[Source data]
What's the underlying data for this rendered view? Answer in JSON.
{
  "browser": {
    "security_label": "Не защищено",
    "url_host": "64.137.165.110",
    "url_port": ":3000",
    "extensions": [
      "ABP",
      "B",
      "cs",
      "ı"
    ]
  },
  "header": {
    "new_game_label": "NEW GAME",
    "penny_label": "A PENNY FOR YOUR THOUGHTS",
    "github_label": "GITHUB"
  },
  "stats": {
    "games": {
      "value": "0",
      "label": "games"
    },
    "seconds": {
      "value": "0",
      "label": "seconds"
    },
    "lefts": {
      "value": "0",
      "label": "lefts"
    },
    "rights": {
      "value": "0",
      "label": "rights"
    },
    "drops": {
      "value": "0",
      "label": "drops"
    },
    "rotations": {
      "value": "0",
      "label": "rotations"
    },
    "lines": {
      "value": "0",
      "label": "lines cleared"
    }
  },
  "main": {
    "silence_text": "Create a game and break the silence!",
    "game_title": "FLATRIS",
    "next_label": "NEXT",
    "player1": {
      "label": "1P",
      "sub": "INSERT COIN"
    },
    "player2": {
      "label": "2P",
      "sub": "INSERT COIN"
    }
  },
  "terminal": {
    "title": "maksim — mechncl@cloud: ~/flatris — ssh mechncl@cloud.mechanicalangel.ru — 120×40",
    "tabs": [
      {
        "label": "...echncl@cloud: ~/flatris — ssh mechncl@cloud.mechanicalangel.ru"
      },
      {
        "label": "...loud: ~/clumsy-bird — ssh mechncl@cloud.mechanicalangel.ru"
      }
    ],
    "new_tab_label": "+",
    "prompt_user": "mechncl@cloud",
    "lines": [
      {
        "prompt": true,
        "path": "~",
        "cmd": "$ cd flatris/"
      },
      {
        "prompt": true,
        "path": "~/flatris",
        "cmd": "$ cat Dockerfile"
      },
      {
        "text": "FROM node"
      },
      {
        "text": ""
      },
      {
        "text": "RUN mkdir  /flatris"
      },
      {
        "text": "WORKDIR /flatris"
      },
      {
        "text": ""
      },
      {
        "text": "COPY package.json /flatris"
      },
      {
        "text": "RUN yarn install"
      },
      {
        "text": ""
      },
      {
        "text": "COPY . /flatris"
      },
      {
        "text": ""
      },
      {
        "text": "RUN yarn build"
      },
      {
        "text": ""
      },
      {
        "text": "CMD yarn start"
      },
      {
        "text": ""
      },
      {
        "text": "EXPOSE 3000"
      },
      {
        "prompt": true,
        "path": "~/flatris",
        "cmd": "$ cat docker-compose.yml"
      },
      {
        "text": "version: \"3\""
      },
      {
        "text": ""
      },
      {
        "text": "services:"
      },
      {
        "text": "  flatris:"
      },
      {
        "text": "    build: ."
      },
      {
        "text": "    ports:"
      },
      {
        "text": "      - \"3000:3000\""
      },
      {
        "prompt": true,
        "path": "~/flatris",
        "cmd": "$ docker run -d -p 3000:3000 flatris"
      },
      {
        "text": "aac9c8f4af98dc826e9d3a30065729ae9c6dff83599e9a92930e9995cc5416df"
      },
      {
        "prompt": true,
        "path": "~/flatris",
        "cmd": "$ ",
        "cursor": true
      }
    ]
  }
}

__Written problem__
All of the lines above must be returned exactly.

__Solution to this problem__
What's the underlying data for this rendered view? Answer in JSON.
{
  "browser": {
    "security_label": "Не защищено",
    "url_host": "64.137.165.110",
    "url_port": ":3000",
    "extensions": [
      "ABP",
      "B",
      "cs",
      "ı"
    ]
  },
  "header": {
    "new_game_label": "NEW GAME",
    "penny_label": "A PENNY FOR YOUR THOUGHTS",
    "github_label": "GITHUB"
  },
  "stats": {
    "games": {
      "value": "0",
      "label": "games"
    },
    "seconds": {
      "value": "0",
      "label": "seconds"
    },
    "lefts": {
      "value": "0",
      "label": "lefts"
    },
    "rights": {
      "value": "0",
      "label": "rights"
    },
    "drops": {
      "value": "0",
      "label": "drops"
    },
    "rotations": {
      "value": "0",
      "label": "rotations"
    },
    "lines": {
      "value": "0",
      "label": "lines cleared"
    }
  },
  "main": {
    "silence_text": "Create a game and break the silence!",
    "game_title": "FLATRIS",
    "next_label": "NEXT",
    "player1": {
      "label": "1P",
      "sub": "INSERT COIN"
    },
    "player2": {
      "label": "2P",
      "sub": "INSERT COIN"
    }
  },
  "terminal": {
    "title": "maksim — mechncl@cloud: ~/flatris — ssh mechncl@cloud.mechanicalangel.ru — 120×40",
    "tabs": [
      {
        "label": "...echncl@cloud: ~/flatris — ssh mechncl@cloud.mechanicalangel.ru"
      },
      {
        "label": "...loud: ~/clumsy-bird — ssh mechncl@cloud.mechanicalangel.ru"
      }
    ],
    "new_tab_label": "+",
    "prompt_user": "mechncl@cloud",
    "lines": [
      {
        "prompt": true,
        "path": "~",
        "cmd": "$ cd flatris/"
      },
      {
        "prompt": true,
        "path": "~/flatris",
        "cmd": "$ cat Dockerfile"
      },
      {
        "text": "FROM node"
      },
      {
        "text": ""
      },
      {
        "text": "RUN mkdir  /flatris"
      },
      {
        "text": "WORKDIR /flatris"
      },
      {
        "text": ""
      },
      {
        "text": "COPY package.json /flatris"
      },
      {
        "text": "RUN yarn install"
      },
      {
        "text": ""
      },
      {
        "text": "COPY . /flatris"
      },
      {
        "text": ""
      },
      {
        "text": "RUN yarn build"
      },
      {
        "text": ""
      },
      {
        "text": "CMD yarn start"
      },
      {
        "text": ""
      },
      {
        "text": "EXPOSE 3000"
      },
      {
        "prompt": true,
        "path": "~/flatris",
        "cmd": "$ cat docker-compose.yml"
      },
      {
        "text": "version: \"3\""
      },
      {
        "text": ""
      },
      {
        "text": "services:"
      },
      {
        "text": "  flatris:"
      },
      {
        "text": "    build: ."
      },
      {
        "text": "    ports:"
      },
      {
        "text": "      - \"3000:3000\""
      },
      {
        "prompt": true,
        "path": "~/flatris",
        "cmd": "$ docker run -d -p 3000:3000 flatris"
      },
      {
        "text": "aac9c8f4af98dc826e9d3a30065729ae9c6dff83599e9a92930e9995cc5416df"
      },
      {
        "prompt": true,
        "path": "~/flatris",
        "cmd": "$ ",
        "cursor": true
      }
    ]
  }
}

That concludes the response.